WHAT IS BEING ASKED » Copy the assignment starting with "1. [8 points]" and going on through "and thrown away?", substituting "discarded" for each occurrence of "thrown away".

DOCUMENT SEGMENT »
----
Complete the following problems. In order to receive credit, you must show enough work to make it clear how you arrived at your answer.

You may work in groups of up to three students and turn in one solution for the group. Make sure that all group members' names are on the submitted document.

You should submit your assignment as a single PDF via Moodle. It is OK to submit a single PDF consisting of photos of handwritten pages, as long as your work is CLEARLY legible. Corrupted or unreadable files will not receive any credit, and submissions in formats other than PDF may lose points.

Problem 1: Trace the "simple" LEGv8 implementation [40 points]

Use the LEGv8 diagram handed out in class and posted to Moodle to answer this question. A few notes:

• As noted in the diagram, you should consider ALUOp a 4-bit signal that goes directly from the control unit to the ALU, skipping the "ALU control" unit. Use the following 4-bit codes:
  • 0000: and
  • 0001: or
  • 0010: add
  • 0110: subtract
  • 0111: pass the second ALU input through to the result

Answer the following questions for the following instruction:

CBZ X29, -1

Assume the instruction is stored in memory in bytes 2000-1004. The current value in register X29 is 0.

1. [8 points] Break down the fields of this instruction. You do not necessarily need to convert it to binary machine code, but you should identify its format (R, I, etc.), and give the value of each of the instruction fields (opcode, rs, etc.).

2. [24 points] Give the specific numeric (binary, hex, or decimal) values consumed (i.e. input) and produced (i.e. output) by each unit where possible. Remember that most of these units are doing something every cycle, even if that work ends up being thrown away.

   Also, indicate whether the work done by each unit affects the outcome of the instruction. In other words, is the work done by this unit used (even indirectly) to modify the system state, or is it just computed and thrown away?

   • PC
   • Instruction memory
   • Register file
   • ALU
   • Data memory
   • The adder at the top left
   • The adder at the top right
   • Sign-extend units
3. [8 points] List the value of each control signal for this instruction.
   • Reg2Loc
   • ALUSrc
   • MemtoReg
   • RegWrite
   • MemRead
   • MemWrite
   • Branch
   • ALUOp (all 4 bits)

Problem 2: Extend the "simple" LEGv8 implementation [40 points]

The full LEGv8 ISA has a branch-and-link instruction:

BL label

This instruction does two things: changes the PC to (PC + SignExt(label) * 4) for the next instruction, and saves the value (PC+4) in register LR (X30).
----
SOURCE MATERIAL »
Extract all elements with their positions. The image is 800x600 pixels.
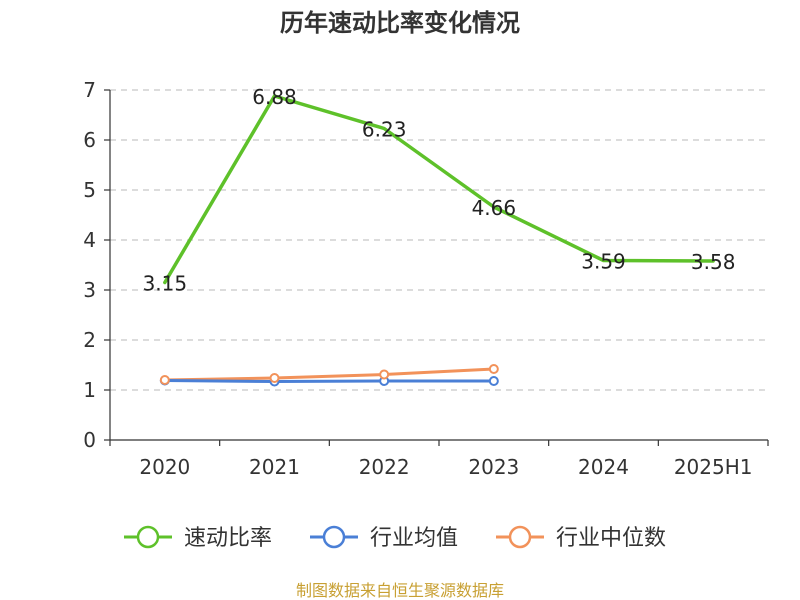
----
SOLUTION TO THIS TASK »
1. [8 points] Break down the fields of this instruction. You do not necessarily need to convert it to binary machine code, but you should identify its format (R, I, etc.), and give the value of each of the instruction fields (opcode, rs, etc.).

2. [24 points] Give the specific numeric (binary, hex, or decimal) values consumed (i.e. input) and produced (i.e. output) by each unit where possible. Remember that most of these units are doing something every cycle, even if that work ends up being discarded.

   Also, indicate whether the work done by each unit affects the outcome of the instruction. In other words, is the work done by this unit used (even indirectly) to modify the system state, or is it just computed and discarded?